** START OF SUPPLIED MATERIAL **

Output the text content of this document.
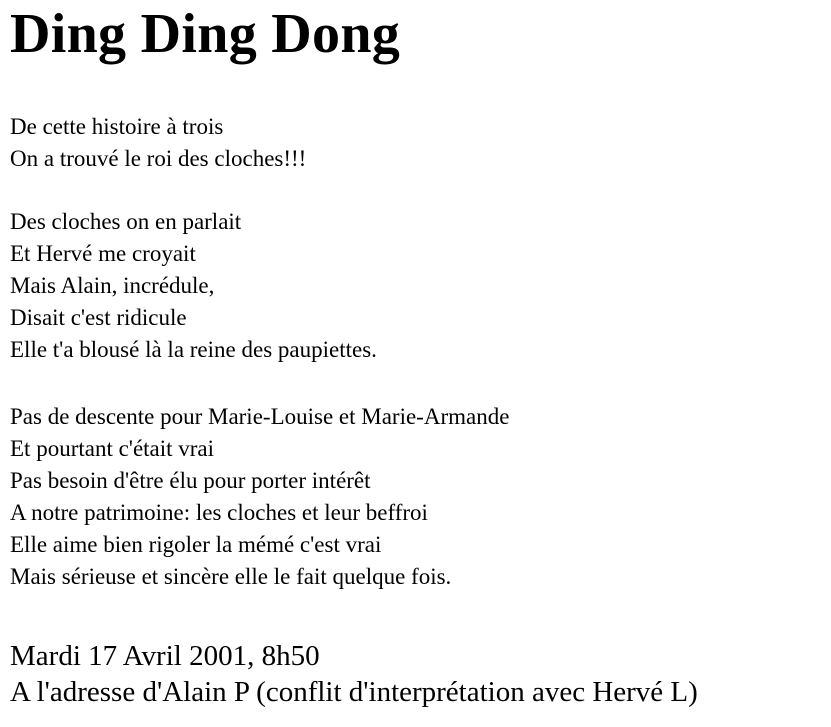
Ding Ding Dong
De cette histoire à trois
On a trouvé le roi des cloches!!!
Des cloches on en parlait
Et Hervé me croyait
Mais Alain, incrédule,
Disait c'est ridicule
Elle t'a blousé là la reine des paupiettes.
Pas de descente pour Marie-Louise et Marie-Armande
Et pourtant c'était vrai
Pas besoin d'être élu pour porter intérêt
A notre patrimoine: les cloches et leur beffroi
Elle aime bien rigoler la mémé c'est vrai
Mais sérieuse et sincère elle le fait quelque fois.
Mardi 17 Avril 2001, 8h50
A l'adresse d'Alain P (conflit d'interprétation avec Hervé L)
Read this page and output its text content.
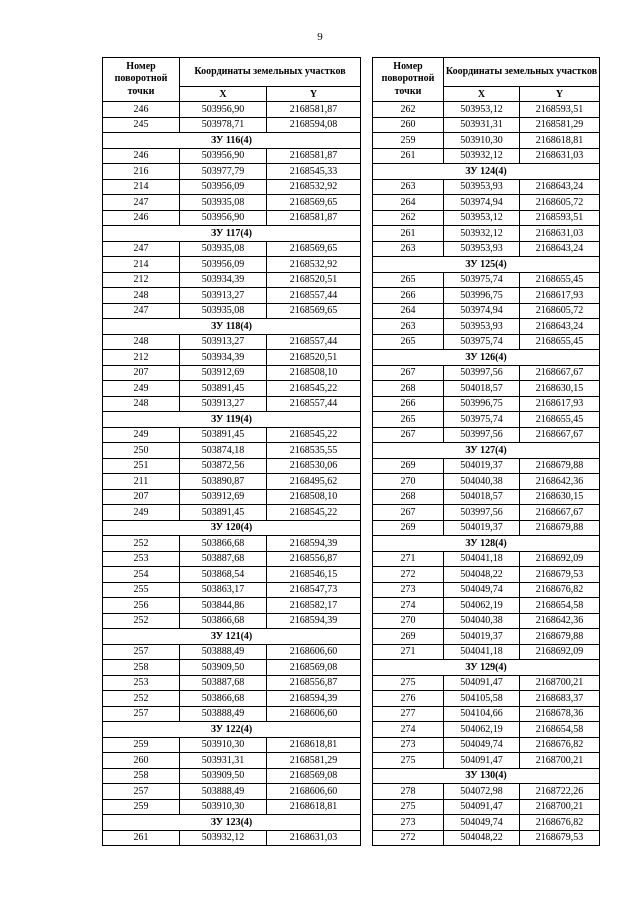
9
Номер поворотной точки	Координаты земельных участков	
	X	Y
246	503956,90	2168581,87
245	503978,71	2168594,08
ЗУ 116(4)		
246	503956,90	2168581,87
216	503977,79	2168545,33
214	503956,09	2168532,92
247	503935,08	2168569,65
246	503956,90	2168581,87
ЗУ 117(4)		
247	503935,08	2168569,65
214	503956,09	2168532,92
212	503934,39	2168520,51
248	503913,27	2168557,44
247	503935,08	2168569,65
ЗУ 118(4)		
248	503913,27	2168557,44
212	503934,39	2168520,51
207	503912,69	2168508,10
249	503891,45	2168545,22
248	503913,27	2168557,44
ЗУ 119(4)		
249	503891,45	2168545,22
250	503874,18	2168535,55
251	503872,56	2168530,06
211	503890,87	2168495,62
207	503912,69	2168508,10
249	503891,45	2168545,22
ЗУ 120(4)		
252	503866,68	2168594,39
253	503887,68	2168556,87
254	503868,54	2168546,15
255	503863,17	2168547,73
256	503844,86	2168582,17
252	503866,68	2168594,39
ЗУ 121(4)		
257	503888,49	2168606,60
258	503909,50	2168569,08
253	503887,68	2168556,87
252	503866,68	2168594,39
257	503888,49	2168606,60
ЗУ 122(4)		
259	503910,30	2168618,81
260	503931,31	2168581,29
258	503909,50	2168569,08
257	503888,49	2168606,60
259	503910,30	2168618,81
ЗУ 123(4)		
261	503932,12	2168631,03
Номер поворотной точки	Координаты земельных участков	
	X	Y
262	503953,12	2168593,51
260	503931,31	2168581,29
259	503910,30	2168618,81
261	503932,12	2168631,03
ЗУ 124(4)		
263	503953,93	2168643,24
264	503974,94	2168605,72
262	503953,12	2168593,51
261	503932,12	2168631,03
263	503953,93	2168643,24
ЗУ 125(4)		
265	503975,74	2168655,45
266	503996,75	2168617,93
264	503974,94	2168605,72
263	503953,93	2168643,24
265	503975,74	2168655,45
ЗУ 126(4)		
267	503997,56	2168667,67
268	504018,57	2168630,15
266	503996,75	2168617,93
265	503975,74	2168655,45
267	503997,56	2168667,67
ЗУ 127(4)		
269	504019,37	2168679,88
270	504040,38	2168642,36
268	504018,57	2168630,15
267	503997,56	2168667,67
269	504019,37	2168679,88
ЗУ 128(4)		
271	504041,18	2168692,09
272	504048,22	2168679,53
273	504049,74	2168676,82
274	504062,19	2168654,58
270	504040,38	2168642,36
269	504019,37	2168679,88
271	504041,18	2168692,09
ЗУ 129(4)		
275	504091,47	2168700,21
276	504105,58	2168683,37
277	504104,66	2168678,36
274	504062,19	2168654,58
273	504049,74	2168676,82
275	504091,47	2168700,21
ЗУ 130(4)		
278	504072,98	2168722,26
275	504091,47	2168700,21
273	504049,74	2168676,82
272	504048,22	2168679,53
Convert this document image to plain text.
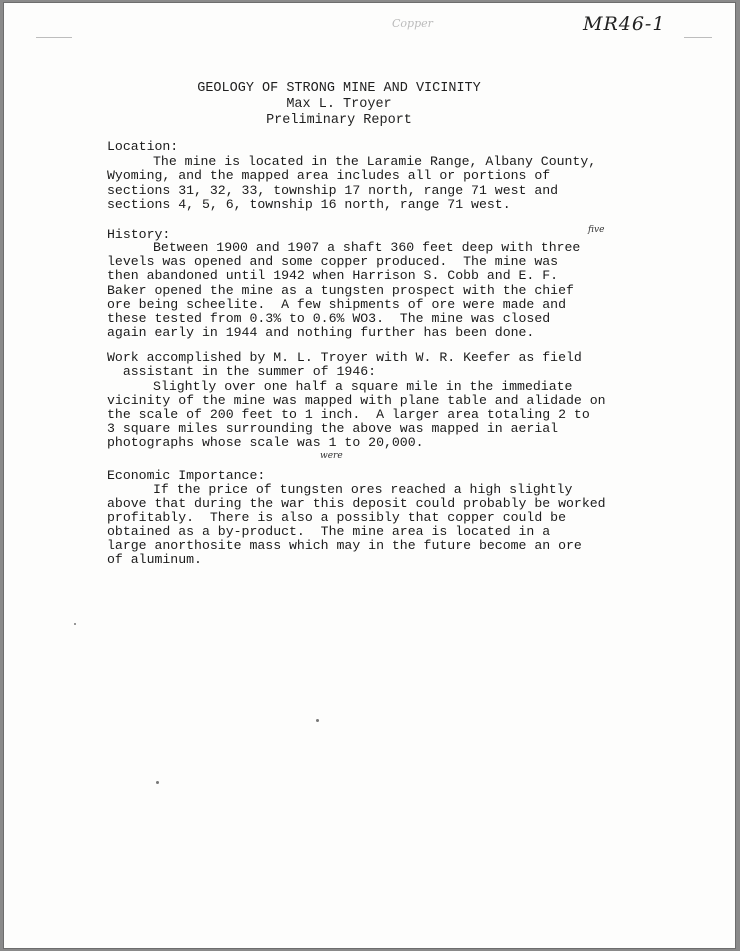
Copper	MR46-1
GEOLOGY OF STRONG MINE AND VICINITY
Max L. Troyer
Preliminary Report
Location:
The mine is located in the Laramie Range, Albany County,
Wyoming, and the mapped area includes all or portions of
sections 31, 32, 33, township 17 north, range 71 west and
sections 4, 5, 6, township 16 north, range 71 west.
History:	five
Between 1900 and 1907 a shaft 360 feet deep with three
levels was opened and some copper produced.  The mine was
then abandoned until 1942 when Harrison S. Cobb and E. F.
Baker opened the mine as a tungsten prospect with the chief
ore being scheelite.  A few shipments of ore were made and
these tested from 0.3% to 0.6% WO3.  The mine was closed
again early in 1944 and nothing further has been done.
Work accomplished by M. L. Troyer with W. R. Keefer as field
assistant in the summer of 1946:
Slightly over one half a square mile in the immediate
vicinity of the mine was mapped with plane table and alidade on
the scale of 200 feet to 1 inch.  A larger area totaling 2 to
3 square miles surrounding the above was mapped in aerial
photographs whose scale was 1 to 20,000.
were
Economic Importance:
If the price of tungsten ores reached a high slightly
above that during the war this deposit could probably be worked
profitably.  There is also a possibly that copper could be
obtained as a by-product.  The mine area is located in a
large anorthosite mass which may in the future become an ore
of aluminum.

** END OF SUPPLIED MATERIAL **
** START OF SUPPLIED MATERIAL **

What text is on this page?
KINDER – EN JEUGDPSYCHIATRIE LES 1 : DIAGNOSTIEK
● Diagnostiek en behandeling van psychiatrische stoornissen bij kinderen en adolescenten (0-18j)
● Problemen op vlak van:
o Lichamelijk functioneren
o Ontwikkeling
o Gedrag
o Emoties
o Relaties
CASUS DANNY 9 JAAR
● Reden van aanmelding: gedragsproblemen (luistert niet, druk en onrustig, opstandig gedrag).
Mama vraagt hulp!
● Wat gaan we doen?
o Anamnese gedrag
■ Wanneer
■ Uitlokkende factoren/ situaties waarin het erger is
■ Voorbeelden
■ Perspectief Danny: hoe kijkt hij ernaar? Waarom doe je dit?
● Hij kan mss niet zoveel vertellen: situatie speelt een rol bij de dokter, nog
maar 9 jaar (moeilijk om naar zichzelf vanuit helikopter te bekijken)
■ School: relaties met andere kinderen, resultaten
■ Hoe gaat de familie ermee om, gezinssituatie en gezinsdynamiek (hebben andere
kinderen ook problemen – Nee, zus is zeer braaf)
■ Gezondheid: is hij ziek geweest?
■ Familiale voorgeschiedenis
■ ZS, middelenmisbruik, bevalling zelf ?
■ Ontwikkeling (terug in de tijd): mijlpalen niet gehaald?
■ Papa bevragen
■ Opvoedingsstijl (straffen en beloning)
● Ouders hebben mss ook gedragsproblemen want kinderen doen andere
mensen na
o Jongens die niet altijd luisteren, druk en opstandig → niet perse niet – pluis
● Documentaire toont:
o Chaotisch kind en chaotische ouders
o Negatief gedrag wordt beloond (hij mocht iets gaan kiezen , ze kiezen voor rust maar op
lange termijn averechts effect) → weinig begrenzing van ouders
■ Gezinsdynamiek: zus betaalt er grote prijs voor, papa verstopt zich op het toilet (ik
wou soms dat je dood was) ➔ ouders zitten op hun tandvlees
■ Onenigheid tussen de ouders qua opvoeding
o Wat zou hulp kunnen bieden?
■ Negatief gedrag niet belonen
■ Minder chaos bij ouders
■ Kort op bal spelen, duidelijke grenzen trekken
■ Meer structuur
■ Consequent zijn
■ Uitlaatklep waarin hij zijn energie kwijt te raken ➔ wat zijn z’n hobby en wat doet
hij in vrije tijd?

** END OF SUPPLIED MATERIAL **

EXERCISE AIM
What is the number of lines in the records that contain the string "page"? Give only that number.

TASK ANSWER
2